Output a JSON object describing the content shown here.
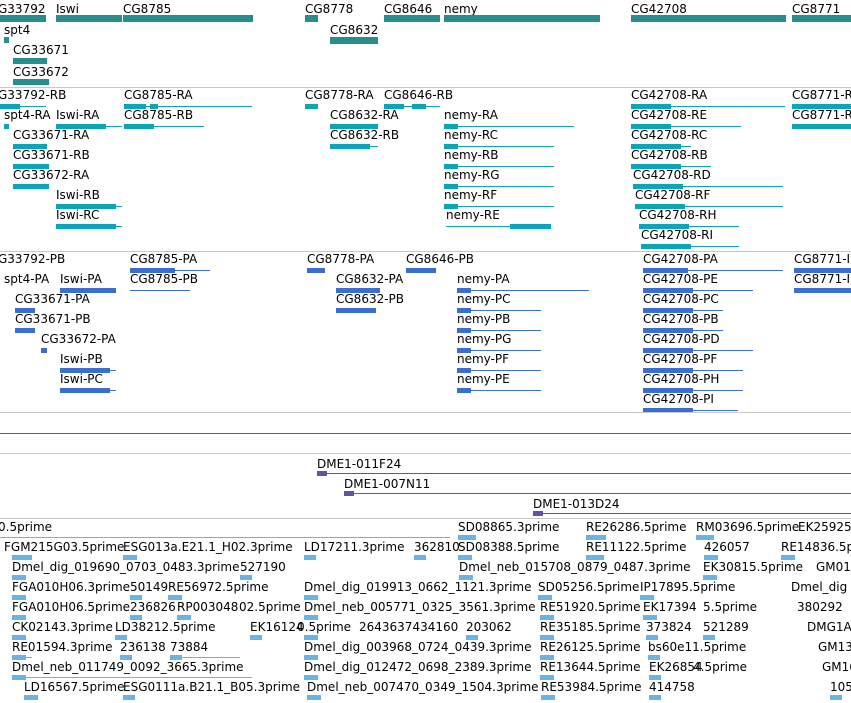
{
  "colors": {
    "gene": "#2a8d8d",
    "transcript": "#0aa6b8",
    "protein": "#3a6fd0",
    "clone": "#6650a8",
    "est": "#6ab4e2",
    "separator": "#c8c8c8"
  },
  "tracks": {
    "genes": {
      "labels": [
        "G33792",
        "Iswi",
        "CG8785",
        "CG8778",
        "CG8646",
        "nemy",
        "CG42708",
        "CG8771",
        "spt4",
        "CG8632",
        "CG33671",
        "CG33672"
      ]
    },
    "transcripts": {
      "labels": [
        "G33792-RB",
        "CG8785-RA",
        "CG8778-RA",
        "CG8646-RB",
        "CG42708-RA",
        "CG8771-R",
        "spt4-RA",
        "Iswi-RA",
        "CG8785-RB",
        "CG8632-RA",
        "nemy-RA",
        "CG42708-RE",
        "CG8771-R",
        "CG33671-RA",
        "CG8632-RB",
        "nemy-RC",
        "CG42708-RC",
        "CG33671-RB",
        "nemy-RB",
        "CG42708-RB",
        "CG33672-RA",
        "nemy-RG",
        "CG42708-RD",
        "Iswi-RB",
        "nemy-RF",
        "CG42708-RF",
        "Iswi-RC",
        "nemy-RE",
        "CG42708-RH",
        "CG42708-RI"
      ]
    },
    "proteins": {
      "labels": [
        "G33792-PB",
        "CG8785-PA",
        "CG8778-PA",
        "CG8646-PB",
        "CG42708-PA",
        "CG8771-I",
        "spt4-PA",
        "Iswi-PA",
        "CG8785-PB",
        "CG8632-PA",
        "nemy-PA",
        "CG42708-PE",
        "CG8771-I",
        "CG33671-PA",
        "CG8632-PB",
        "nemy-PC",
        "CG42708-PC",
        "CG33671-PB",
        "nemy-PB",
        "CG42708-PB",
        "CG33672-PA",
        "nemy-PG",
        "CG42708-PD",
        "Iswi-PB",
        "nemy-PF",
        "CG42708-PF",
        "Iswi-PC",
        "nemy-PE",
        "CG42708-PH",
        "CG42708-PI"
      ]
    },
    "clones": {
      "labels": [
        "DME1-011F24",
        "DME1-007N11",
        "DME1-013D24"
      ]
    },
    "ests": {
      "labels": [
        "0.5prime",
        "SD08865.3prime",
        "RE26286.5prime",
        "RM03696.5prime",
        "EK25925",
        "FGM215G03.5prime",
        "ESG013a.E21.1_H02.3prime",
        "LD17211.3prime",
        "362810",
        "SD08388.5prime",
        "RE11122.5prime",
        "426057",
        "RE14836.5prime",
        "Dmel_dig_019690_0703_0483.3prime",
        "527190",
        "Dmel_neb_015708_0879_0487.3prime",
        "EK30815.5prime",
        "GM01",
        "FGA010H06.3prime",
        "50149",
        "RE56972.5prime",
        "Dmel_dig_019913_0662_1121.3prime",
        "SD05256.5prime",
        "IP17895.5prime",
        "Dmel_dig",
        "FGA010H06.5prime",
        "236826",
        "RP003048",
        "02.5prime",
        "Dmel_neb_005771_0325_3561.3prime",
        "RE51920.5prime",
        "EK17394",
        "5.5prime",
        "380292",
        "CK02143.3prime",
        "LD38212.5prime",
        "EK16124",
        "0.5prime",
        "2643637434160",
        "203062",
        "RE35185.5prime",
        "373824",
        "521289",
        "DMG1A",
        "RE01594.3prime",
        "236138",
        "73884",
        "Dmel_dig_003968_0724_0439.3prime",
        "RE26125.5prime",
        "bs60e11.5prime",
        "GM13",
        "Dmel_neb_011749_0092_3665.3prime",
        "Dmel_dig_012472_0698_2389.3prime",
        "RE13644.5prime",
        "EK26854",
        "4.5prime",
        "GM16",
        "LD16567.5prime",
        "ESG0111a.B21.1_B05.3prime",
        "Dmel_neb_007470_0349_1504.3prime",
        "RE53984.5prime",
        "414758",
        "105"
      ]
    }
  }
}
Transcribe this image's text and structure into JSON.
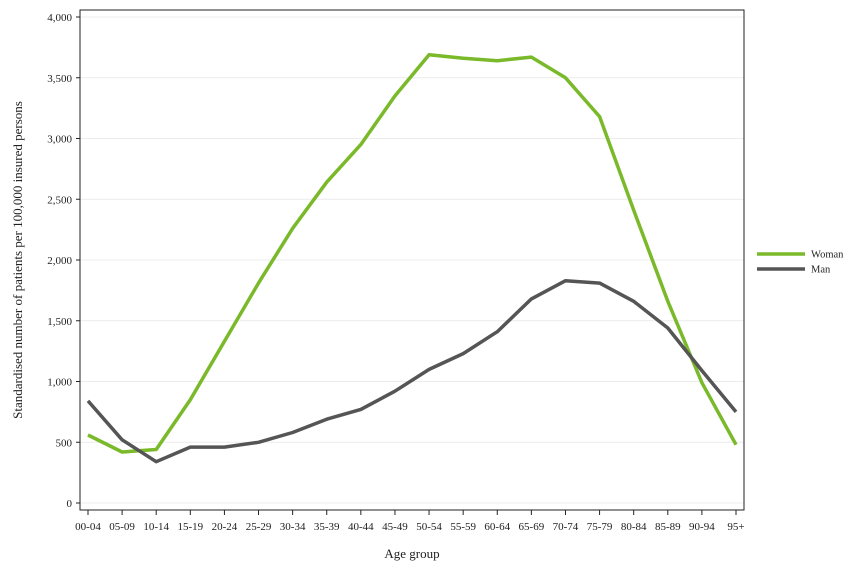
{
  "chart_data": {
    "type": "line",
    "title": "",
    "xlabel": "Age group",
    "ylabel": "Standardised number of patients per 100,000 insured persons",
    "categories": [
      "00-04",
      "05-09",
      "10-14",
      "15-19",
      "20-24",
      "25-29",
      "30-34",
      "35-39",
      "40-44",
      "45-49",
      "50-54",
      "55-59",
      "60-64",
      "65-69",
      "70-74",
      "75-79",
      "80-84",
      "85-89",
      "90-94",
      "95+"
    ],
    "ylim": [
      0,
      4000
    ],
    "yticks": [
      0,
      500,
      1000,
      1500,
      2000,
      2500,
      3000,
      3500,
      4000
    ],
    "ytick_labels": [
      "0",
      "500",
      "1,000",
      "1,500",
      "2,000",
      "2,500",
      "3,000",
      "3,500",
      "4,000"
    ],
    "grid": true,
    "legend_position": "right",
    "series": [
      {
        "name": "Woman",
        "color": "#7ab929",
        "values": [
          560,
          420,
          440,
          850,
          1330,
          1810,
          2260,
          2640,
          2950,
          3350,
          3690,
          3660,
          3640,
          3670,
          3500,
          3180,
          2410,
          1660,
          990,
          480
        ]
      },
      {
        "name": "Man",
        "color": "#555555",
        "values": [
          840,
          520,
          340,
          460,
          460,
          500,
          580,
          690,
          770,
          920,
          1100,
          1230,
          1410,
          1680,
          1830,
          1810,
          1660,
          1440,
          1090,
          750
        ]
      }
    ]
  }
}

※ ※ ※

» **TASK TO CARRY OUT**
Write out the entries above word for word. Do not include the pictures.

» **ANSWER AREA**
Output a JSON object describing the content shown here.
{
  "colors": {
    "gene": "#2a8d8d",
    "transcript": "#0aa6b8",
    "protein": "#3a6fd0",
    "clone": "#6650a8",
    "est": "#6ab4e2",
    "separator": "#c8c8c8"
  },
  "tracks": {
    "genes": {
      "labels": [
        "G33792",
        "Iswi",
        "CG8785",
        "CG8778",
        "CG8646",
        "nemy",
        "CG42708",
        "CG8771",
        "spt4",
        "CG8632",
        "CG33671",
        "CG33672"
      ]
    },
    "transcripts": {
      "labels": [
        "G33792-RB",
        "CG8785-RA",
        "CG8778-RA",
        "CG8646-RB",
        "CG42708-RA",
        "CG8771-R",
        "spt4-RA",
        "Iswi-RA",
        "CG8785-RB",
        "CG8632-RA",
        "nemy-RA",
        "CG42708-RE",
        "CG8771-R",
        "CG33671-RA",
        "CG8632-RB",
        "nemy-RC",
        "CG42708-RC",
        "CG33671-RB",
        "nemy-RB",
        "CG42708-RB",
        "CG33672-RA",
        "nemy-RG",
        "CG42708-RD",
        "Iswi-RB",
        "nemy-RF",
        "CG42708-RF",
        "Iswi-RC",
        "nemy-RE",
        "CG42708-RH",
        "CG42708-RI"
      ]
    },
    "proteins": {
      "labels": [
        "G33792-PB",
        "CG8785-PA",
        "CG8778-PA",
        "CG8646-PB",
        "CG42708-PA",
        "CG8771-I",
        "spt4-PA",
        "Iswi-PA",
        "CG8785-PB",
        "CG8632-PA",
        "nemy-PA",
        "CG42708-PE",
        "CG8771-I",
        "CG33671-PA",
        "CG8632-PB",
        "nemy-PC",
        "CG42708-PC",
        "CG33671-PB",
        "nemy-PB",
        "CG42708-PB",
        "CG33672-PA",
        "nemy-PG",
        "CG42708-PD",
        "Iswi-PB",
        "nemy-PF",
        "CG42708-PF",
        "Iswi-PC",
        "nemy-PE",
        "CG42708-PH",
        "CG42708-PI"
      ]
    },
    "clones": {
      "labels": [
        "DME1-011F24",
        "DME1-007N11",
        "DME1-013D24"
      ]
    },
    "ests": {
      "labels": [
        "0.5prime",
        "SD08865.3prime",
        "RE26286.5prime",
        "RM03696.5prime",
        "EK25925",
        "FGM215G03.5prime",
        "ESG013a.E21.1_H02.3prime",
        "LD17211.3prime",
        "362810",
        "SD08388.5prime",
        "RE11122.5prime",
        "426057",
        "RE14836.5prime",
        "Dmel_dig_019690_0703_0483.3prime",
        "527190",
        "Dmel_neb_015708_0879_0487.3prime",
        "EK30815.5prime",
        "GM01",
        "FGA010H06.3prime",
        "50149",
        "RE56972.5prime",
        "Dmel_dig_019913_0662_1121.3prime",
        "SD05256.5prime",
        "IP17895.5prime",
        "Dmel_dig",
        "FGA010H06.5prime",
        "236826",
        "RP003048",
        "02.5prime",
        "Dmel_neb_005771_0325_3561.3prime",
        "RE51920.5prime",
        "EK17394",
        "5.5prime",
        "380292",
        "CK02143.3prime",
        "LD38212.5prime",
        "EK16124",
        "0.5prime",
        "2643637434160",
        "203062",
        "RE35185.5prime",
        "373824",
        "521289",
        "DMG1A",
        "RE01594.3prime",
        "236138",
        "73884",
        "Dmel_dig_003968_0724_0439.3prime",
        "RE26125.5prime",
        "bs60e11.5prime",
        "GM13",
        "Dmel_neb_011749_0092_3665.3prime",
        "Dmel_dig_012472_0698_2389.3prime",
        "RE13644.5prime",
        "EK26854",
        "4.5prime",
        "GM16",
        "LD16567.5prime",
        "ESG0111a.B21.1_B05.3prime",
        "Dmel_neb_007470_0349_1504.3prime",
        "RE53984.5prime",
        "414758",
        "105"
      ]
    }
  }
}
Transcribe this image's text and structure into JSON.
{
  "chart_data": {
    "type": "line",
    "title": "",
    "xlabel": "Age group",
    "ylabel": "Standardised number of patients per 100,000 insured persons",
    "categories": [
      "00-04",
      "05-09",
      "10-14",
      "15-19",
      "20-24",
      "25-29",
      "30-34",
      "35-39",
      "40-44",
      "45-49",
      "50-54",
      "55-59",
      "60-64",
      "65-69",
      "70-74",
      "75-79",
      "80-84",
      "85-89",
      "90-94",
      "95+"
    ],
    "ylim": [
      0,
      4000
    ],
    "yticks": [
      0,
      500,
      1000,
      1500,
      2000,
      2500,
      3000,
      3500,
      4000
    ],
    "ytick_labels": [
      "0",
      "500",
      "1,000",
      "1,500",
      "2,000",
      "2,500",
      "3,000",
      "3,500",
      "4,000"
    ],
    "grid": true,
    "legend_position": "right",
    "series": [
      {
        "name": "Woman",
        "color": "#7ab929",
        "values": [
          560,
          420,
          440,
          850,
          1330,
          1810,
          2260,
          2640,
          2950,
          3350,
          3690,
          3660,
          3640,
          3670,
          3500,
          3180,
          2410,
          1660,
          990,
          480
        ]
      },
      {
        "name": "Man",
        "color": "#555555",
        "values": [
          840,
          520,
          340,
          460,
          460,
          500,
          580,
          690,
          770,
          920,
          1100,
          1230,
          1410,
          1680,
          1830,
          1810,
          1660,
          1440,
          1090,
          750
        ]
      }
    ]
  }
}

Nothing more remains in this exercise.